YOUR TASK: Exact repetition is required: output every record in full.

RECORD SET:
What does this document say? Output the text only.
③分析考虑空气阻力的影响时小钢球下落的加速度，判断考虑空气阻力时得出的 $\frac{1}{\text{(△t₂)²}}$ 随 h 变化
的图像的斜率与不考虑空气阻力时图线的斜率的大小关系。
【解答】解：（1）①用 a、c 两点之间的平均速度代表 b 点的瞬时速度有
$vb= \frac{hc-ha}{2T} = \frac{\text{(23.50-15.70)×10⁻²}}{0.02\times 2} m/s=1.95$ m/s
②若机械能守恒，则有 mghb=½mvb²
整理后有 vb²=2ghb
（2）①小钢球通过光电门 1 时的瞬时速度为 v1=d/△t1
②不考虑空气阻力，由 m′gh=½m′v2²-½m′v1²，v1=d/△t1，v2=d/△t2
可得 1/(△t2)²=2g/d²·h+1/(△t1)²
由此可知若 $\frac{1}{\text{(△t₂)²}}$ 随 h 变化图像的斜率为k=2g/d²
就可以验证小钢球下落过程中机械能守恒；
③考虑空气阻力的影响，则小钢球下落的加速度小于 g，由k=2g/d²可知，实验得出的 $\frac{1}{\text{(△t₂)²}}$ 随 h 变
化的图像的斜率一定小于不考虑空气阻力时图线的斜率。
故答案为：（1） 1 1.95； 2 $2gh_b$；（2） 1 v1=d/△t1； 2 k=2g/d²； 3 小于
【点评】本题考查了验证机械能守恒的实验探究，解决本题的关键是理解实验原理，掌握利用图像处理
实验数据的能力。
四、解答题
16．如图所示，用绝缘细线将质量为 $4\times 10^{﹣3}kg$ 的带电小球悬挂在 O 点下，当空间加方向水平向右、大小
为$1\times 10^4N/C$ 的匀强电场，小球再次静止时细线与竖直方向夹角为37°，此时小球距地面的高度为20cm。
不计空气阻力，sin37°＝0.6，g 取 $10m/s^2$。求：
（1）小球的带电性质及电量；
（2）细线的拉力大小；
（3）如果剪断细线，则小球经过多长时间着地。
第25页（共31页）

COMPLETE ANSWER:
What does this document say? Output the text only.
③分析考虑空气阻力的影响时小钢球下落的加速度，判断考虑空气阻力时得出的 $\frac{1}{\text{(△t₂)²}}$ 随 h 变化
的图像的斜率与不考虑空气阻力时图线的斜率的大小关系。
【解答】解：（1）①用 a、c 两点之间的平均速度代表 b 点的瞬时速度有
$vb= \frac{hc-ha}{2T} = \frac{\text{(23.50-15.70)×10⁻²}}{0.02\times 2} m/s=1.95$ m/s
②若机械能守恒，则有 mghb=½mvb²
整理后有 vb²=2ghb
（2）①小钢球通过光电门 1 时的瞬时速度为 v1=d/△t1
②不考虑空气阻力，由 m′gh=½m′v2²-½m′v1²，v1=d/△t1，v2=d/△t2
可得 1/(△t2)²=2g/d²·h+1/(△t1)²
由此可知若 $\frac{1}{\text{(△t₂)²}}$ 随 h 变化图像的斜率为k=2g/d²
就可以验证小钢球下落过程中机械能守恒；
③考虑空气阻力的影响，则小钢球下落的加速度小于 g，由k=2g/d²可知，实验得出的 $\frac{1}{\text{(△t₂)²}}$ 随 h 变
化的图像的斜率一定小于不考虑空气阻力时图线的斜率。
故答案为：（1） 1 1.95； 2 $2gh_b$；（2） 1 v1=d/△t1； 2 k=2g/d²； 3 小于
【点评】本题考查了验证机械能守恒的实验探究，解决本题的关键是理解实验原理，掌握利用图像处理
实验数据的能力。
四、解答题
16．如图所示，用绝缘细线将质量为 $4\times 10^{﹣3}kg$ 的带电小球悬挂在 O 点下，当空间加方向水平向右、大小
为$1\times 10^4N/C$ 的匀强电场，小球再次静止时细线与竖直方向夹角为37°，此时小球距地面的高度为20cm。
不计空气阻力，sin37°＝0.6，g 取 $10m/s^2$。求：
（1）小球的带电性质及电量；
（2）细线的拉力大小；
（3）如果剪断细线，则小球经过多长时间着地。
第25页（共31页）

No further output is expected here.